WORK INSTRUCTIONS: From the listing below, pull each line that includes "JSON".

SUPPLIED INFORMATION:
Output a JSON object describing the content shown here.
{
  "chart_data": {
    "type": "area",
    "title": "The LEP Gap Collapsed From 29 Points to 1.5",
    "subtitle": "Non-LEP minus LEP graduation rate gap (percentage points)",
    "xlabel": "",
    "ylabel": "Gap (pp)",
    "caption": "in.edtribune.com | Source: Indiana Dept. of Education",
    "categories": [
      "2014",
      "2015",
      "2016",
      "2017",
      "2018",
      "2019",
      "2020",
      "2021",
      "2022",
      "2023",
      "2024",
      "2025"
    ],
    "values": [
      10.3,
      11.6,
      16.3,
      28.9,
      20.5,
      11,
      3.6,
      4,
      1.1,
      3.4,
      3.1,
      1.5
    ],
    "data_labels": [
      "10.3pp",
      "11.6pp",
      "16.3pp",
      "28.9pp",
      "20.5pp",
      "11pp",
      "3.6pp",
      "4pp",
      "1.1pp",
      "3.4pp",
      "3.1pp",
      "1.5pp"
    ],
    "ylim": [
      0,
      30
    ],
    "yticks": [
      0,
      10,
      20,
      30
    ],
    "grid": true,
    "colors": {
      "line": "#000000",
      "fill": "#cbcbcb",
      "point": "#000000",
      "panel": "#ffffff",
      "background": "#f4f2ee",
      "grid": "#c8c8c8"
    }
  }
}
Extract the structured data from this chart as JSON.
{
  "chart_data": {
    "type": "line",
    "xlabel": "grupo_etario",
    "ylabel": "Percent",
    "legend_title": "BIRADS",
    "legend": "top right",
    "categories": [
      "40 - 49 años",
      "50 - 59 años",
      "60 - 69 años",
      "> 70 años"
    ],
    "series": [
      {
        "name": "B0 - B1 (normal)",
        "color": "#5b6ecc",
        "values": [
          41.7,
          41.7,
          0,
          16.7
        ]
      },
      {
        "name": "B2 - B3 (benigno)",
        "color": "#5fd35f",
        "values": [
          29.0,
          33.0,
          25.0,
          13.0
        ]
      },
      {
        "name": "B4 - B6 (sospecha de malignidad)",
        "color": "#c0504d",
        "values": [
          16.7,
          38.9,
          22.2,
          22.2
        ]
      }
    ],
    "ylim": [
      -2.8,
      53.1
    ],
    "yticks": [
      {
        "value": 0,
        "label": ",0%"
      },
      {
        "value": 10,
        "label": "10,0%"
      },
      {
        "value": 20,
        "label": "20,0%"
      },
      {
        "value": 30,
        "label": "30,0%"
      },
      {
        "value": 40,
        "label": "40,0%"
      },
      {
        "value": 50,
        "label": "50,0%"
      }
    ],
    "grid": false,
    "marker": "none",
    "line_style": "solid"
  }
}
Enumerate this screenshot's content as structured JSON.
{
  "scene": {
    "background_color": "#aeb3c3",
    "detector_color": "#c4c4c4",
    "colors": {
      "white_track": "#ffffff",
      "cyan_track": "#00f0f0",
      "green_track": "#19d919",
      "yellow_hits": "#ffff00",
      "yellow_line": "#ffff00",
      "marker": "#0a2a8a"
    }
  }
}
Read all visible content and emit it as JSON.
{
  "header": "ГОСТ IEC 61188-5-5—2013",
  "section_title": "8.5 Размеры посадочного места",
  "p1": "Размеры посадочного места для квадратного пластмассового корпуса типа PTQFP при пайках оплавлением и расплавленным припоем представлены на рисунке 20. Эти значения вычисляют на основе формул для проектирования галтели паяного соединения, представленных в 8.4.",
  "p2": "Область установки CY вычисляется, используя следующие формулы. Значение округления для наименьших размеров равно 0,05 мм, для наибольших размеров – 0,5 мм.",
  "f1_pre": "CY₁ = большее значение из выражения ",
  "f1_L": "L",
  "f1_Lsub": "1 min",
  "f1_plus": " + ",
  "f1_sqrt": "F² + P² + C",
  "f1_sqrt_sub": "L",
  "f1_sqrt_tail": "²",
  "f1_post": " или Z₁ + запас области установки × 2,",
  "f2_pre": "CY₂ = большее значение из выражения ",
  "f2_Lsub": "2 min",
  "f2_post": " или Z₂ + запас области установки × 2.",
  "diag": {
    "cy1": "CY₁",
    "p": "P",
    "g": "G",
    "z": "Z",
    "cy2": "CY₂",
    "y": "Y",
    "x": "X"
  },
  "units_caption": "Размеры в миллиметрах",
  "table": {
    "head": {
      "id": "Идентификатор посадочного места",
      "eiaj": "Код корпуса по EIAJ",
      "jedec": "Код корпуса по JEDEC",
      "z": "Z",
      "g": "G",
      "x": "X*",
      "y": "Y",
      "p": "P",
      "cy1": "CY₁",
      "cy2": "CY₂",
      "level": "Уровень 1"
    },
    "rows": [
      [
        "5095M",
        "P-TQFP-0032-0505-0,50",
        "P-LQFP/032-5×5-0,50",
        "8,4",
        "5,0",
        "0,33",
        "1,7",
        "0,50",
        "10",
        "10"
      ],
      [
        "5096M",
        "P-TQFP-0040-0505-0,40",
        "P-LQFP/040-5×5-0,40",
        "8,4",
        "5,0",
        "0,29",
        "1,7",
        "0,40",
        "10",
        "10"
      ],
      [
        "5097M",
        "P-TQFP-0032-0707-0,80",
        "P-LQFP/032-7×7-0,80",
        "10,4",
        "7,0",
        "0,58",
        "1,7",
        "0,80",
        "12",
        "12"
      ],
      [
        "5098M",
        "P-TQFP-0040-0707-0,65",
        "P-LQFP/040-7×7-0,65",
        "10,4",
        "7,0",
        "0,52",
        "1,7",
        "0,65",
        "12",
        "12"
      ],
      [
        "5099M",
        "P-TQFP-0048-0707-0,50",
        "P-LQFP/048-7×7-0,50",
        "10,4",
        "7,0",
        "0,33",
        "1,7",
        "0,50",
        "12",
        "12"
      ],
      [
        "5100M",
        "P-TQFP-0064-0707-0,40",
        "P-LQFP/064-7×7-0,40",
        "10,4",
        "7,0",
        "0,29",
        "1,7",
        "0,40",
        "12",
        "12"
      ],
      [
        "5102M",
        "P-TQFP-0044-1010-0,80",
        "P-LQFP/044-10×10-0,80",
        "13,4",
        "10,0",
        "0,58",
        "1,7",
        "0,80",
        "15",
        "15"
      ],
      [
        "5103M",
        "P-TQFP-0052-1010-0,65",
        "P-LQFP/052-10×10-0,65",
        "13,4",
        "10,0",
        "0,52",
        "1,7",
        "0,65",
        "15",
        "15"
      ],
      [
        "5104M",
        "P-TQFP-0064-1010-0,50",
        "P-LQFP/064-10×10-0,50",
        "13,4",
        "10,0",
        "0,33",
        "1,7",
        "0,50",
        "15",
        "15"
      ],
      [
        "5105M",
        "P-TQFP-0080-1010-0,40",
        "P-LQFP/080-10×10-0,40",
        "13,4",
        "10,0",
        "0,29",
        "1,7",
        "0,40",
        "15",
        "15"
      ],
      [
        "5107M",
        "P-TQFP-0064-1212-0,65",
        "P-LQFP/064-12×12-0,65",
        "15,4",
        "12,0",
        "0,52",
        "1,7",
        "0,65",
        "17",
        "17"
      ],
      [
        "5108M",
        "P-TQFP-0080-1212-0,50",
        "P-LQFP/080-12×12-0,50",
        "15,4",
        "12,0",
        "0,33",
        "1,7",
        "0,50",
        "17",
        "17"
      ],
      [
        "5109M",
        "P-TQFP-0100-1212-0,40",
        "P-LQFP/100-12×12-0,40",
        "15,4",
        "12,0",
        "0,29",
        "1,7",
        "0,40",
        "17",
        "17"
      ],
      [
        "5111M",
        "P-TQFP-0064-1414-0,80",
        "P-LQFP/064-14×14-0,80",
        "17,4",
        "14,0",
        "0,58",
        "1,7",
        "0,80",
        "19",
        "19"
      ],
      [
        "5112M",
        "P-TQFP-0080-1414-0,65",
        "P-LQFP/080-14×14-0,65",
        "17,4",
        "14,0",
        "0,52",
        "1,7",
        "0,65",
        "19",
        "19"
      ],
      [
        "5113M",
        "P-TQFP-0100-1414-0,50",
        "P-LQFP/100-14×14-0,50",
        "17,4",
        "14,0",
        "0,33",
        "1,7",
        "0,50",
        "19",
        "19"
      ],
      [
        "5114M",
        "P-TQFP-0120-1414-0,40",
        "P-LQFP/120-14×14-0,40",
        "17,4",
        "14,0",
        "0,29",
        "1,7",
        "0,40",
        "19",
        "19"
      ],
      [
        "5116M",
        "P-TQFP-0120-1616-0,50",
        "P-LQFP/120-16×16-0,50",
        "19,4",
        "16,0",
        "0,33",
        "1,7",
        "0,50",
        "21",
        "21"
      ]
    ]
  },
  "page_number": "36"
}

EXERCISE RESPONSE:
Output a JSON object describing the content shown here.
Extract the structured data from this chart as JSON.
Enumerate this screenshot's content as structured JSON.
Read all visible content and emit it as JSON.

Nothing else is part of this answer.